Recorded data

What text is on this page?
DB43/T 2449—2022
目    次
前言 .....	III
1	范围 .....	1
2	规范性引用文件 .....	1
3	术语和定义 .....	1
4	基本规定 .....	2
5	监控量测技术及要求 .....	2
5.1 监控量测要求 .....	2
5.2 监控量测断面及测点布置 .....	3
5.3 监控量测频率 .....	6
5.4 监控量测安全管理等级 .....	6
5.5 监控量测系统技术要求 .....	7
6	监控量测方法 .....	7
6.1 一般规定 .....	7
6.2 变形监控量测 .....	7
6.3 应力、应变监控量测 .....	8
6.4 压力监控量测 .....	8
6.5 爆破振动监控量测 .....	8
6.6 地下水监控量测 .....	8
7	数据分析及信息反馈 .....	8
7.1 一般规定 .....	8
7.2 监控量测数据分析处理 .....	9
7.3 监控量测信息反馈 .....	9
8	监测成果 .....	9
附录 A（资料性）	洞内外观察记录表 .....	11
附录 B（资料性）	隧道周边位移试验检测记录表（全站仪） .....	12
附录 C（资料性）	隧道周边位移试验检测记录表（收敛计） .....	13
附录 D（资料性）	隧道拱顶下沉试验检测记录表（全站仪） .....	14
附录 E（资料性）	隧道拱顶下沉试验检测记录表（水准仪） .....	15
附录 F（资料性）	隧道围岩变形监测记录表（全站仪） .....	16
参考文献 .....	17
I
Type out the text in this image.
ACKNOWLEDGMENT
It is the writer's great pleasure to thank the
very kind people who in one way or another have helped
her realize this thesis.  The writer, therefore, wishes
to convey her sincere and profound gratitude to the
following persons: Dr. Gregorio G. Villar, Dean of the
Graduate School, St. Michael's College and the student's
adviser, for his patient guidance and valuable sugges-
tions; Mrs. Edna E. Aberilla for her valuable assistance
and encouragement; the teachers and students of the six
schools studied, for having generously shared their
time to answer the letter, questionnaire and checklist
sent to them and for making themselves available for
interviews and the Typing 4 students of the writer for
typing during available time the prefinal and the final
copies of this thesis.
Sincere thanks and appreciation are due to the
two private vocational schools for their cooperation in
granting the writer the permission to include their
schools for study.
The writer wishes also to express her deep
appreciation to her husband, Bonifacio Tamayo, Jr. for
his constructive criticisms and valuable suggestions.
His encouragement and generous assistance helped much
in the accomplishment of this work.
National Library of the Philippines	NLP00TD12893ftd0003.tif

Stated exercise = Locate "Type out the text in this image." in the data above. Then repeat, exactly, its line and each line after it through the last, adding nothing.

Solution for this task =
Type out the text in this image.
ACKNOWLEDGMENT
It is the writer's great pleasure to thank the
very kind people who in one way or another have helped
her realize this thesis.  The writer, therefore, wishes
to convey her sincere and profound gratitude to the
following persons: Dr. Gregorio G. Villar, Dean of the
Graduate School, St. Michael's College and the student's
adviser, for his patient guidance and valuable sugges-
tions; Mrs. Edna E. Aberilla for her valuable assistance
and encouragement; the teachers and students of the six
schools studied, for having generously shared their
time to answer the letter, questionnaire and checklist
sent to them and for making themselves available for
interviews and the Typing 4 students of the writer for
typing during available time the prefinal and the final
copies of this thesis.
Sincere thanks and appreciation are due to the
two private vocational schools for their cooperation in
granting the writer the permission to include their
schools for study.
The writer wishes also to express her deep
appreciation to her husband, Bonifacio Tamayo, Jr. for
his constructive criticisms and valuable suggestions.
His encouragement and generous assistance helped much
in the accomplishment of this work.
National Library of the Philippines	NLP00TD12893ftd0003.tif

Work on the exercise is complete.